▶ Task requirements: Scan the data below for the string "shown". Copy every line where it appears.
________
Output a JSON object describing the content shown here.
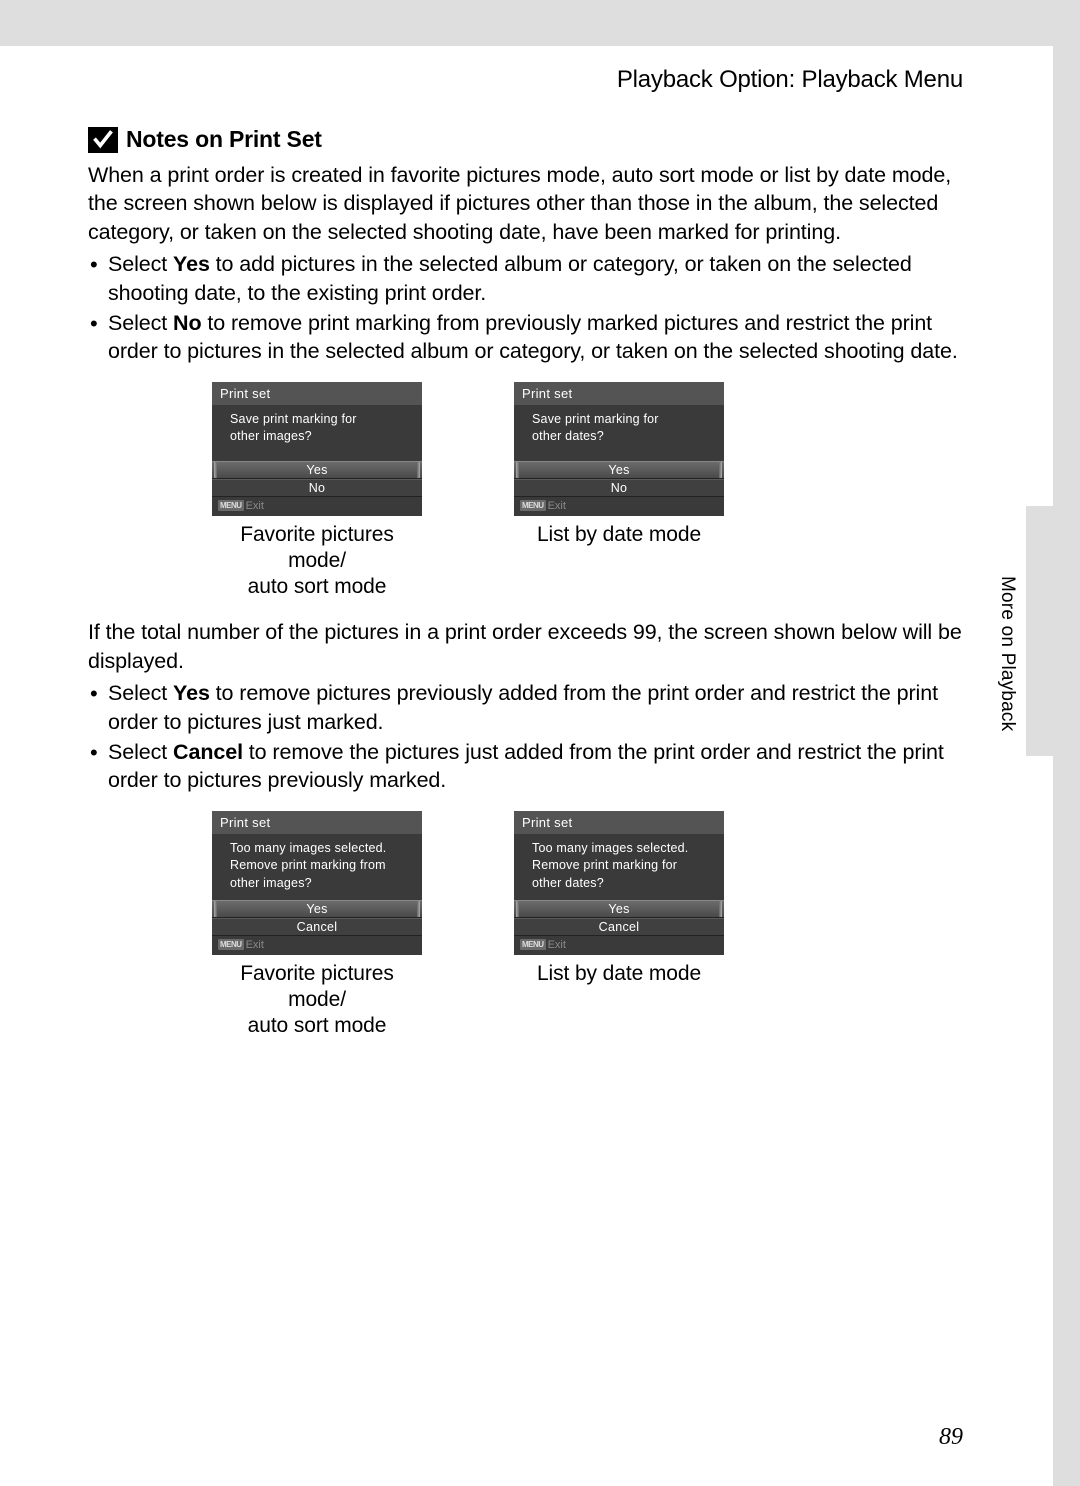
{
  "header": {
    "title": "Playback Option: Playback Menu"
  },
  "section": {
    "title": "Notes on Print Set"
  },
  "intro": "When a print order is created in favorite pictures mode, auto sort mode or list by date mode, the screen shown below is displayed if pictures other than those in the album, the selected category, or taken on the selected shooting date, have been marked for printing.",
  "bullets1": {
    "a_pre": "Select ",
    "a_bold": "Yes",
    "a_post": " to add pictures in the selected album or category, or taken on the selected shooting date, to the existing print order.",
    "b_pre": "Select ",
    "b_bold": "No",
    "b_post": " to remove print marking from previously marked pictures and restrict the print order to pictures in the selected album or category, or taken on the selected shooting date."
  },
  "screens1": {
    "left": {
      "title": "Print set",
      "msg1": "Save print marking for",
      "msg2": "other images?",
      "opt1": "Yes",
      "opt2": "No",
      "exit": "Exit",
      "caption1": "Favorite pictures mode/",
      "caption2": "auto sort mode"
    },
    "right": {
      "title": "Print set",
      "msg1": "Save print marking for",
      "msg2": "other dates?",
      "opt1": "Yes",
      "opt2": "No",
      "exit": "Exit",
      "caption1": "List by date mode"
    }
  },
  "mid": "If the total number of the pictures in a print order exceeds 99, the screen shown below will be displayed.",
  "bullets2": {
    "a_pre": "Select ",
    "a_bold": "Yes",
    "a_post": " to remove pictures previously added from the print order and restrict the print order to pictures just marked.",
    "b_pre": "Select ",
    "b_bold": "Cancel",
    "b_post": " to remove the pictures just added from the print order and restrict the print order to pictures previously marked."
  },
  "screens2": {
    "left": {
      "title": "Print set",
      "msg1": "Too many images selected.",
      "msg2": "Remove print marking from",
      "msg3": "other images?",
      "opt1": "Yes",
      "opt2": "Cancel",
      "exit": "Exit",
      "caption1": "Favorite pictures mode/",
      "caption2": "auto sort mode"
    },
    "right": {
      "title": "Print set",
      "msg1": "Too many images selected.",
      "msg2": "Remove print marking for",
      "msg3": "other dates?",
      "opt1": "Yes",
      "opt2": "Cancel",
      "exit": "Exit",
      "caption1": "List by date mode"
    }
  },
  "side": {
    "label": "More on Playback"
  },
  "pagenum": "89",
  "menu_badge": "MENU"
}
________
▶ Answer to this task:
Output a JSON object describing the content shown here.
  "intro": "When a print order is created in favorite pictures mode, auto sort mode or list by date mode, the screen shown below is displayed if pictures other than those in the album, the selected category, or taken on the selected shooting date, have been marked for printing.",
  "mid": "If the total number of the pictures in a print order exceeds 99, the screen shown below will be displayed.",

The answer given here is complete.